Short exercise -
In the listing below, pick out lines with "style".

- - - - -

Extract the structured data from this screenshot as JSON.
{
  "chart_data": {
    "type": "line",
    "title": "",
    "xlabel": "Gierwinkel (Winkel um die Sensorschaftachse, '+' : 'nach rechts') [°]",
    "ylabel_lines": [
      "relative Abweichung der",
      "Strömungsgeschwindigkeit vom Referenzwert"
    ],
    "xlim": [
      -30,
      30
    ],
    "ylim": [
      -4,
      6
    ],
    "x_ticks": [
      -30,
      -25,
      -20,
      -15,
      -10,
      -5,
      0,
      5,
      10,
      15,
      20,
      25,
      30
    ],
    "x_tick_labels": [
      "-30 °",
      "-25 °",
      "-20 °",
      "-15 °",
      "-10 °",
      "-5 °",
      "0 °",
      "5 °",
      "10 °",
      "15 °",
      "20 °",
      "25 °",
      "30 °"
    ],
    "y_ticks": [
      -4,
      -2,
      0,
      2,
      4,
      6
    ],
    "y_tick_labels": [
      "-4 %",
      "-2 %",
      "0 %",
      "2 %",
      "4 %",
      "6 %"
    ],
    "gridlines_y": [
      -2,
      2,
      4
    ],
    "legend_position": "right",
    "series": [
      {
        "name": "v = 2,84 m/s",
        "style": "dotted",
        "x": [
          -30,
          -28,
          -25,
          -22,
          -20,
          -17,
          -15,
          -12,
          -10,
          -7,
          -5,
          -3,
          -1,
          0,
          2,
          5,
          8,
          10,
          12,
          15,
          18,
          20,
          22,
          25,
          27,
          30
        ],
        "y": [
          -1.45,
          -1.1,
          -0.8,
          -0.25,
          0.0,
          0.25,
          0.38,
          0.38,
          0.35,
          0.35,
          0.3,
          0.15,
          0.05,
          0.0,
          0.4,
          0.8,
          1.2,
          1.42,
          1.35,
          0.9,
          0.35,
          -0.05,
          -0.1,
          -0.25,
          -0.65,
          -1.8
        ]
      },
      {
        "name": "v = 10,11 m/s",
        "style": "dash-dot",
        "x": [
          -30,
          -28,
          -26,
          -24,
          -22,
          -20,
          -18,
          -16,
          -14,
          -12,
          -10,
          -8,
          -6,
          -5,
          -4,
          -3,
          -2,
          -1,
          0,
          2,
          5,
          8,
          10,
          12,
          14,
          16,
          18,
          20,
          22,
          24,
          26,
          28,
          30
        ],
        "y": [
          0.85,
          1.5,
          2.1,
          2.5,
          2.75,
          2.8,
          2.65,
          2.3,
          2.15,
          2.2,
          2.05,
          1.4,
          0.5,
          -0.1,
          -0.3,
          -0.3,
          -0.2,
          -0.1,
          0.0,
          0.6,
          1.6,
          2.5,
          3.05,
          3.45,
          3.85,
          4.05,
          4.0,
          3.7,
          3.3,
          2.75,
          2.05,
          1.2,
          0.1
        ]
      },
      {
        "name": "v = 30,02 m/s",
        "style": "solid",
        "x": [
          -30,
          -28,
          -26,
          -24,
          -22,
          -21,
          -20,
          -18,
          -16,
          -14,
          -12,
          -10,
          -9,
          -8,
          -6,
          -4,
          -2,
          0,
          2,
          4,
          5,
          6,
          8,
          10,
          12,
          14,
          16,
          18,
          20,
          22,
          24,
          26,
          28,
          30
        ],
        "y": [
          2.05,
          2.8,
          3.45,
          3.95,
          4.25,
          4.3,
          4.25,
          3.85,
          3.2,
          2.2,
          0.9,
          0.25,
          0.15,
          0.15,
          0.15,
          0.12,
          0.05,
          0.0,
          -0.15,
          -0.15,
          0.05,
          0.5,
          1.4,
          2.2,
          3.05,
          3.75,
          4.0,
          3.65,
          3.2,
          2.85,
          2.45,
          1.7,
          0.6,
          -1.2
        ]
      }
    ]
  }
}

- - - - -

The answer -
        "style": "dotted",
        "style": "dash-dot",
        "style": "solid",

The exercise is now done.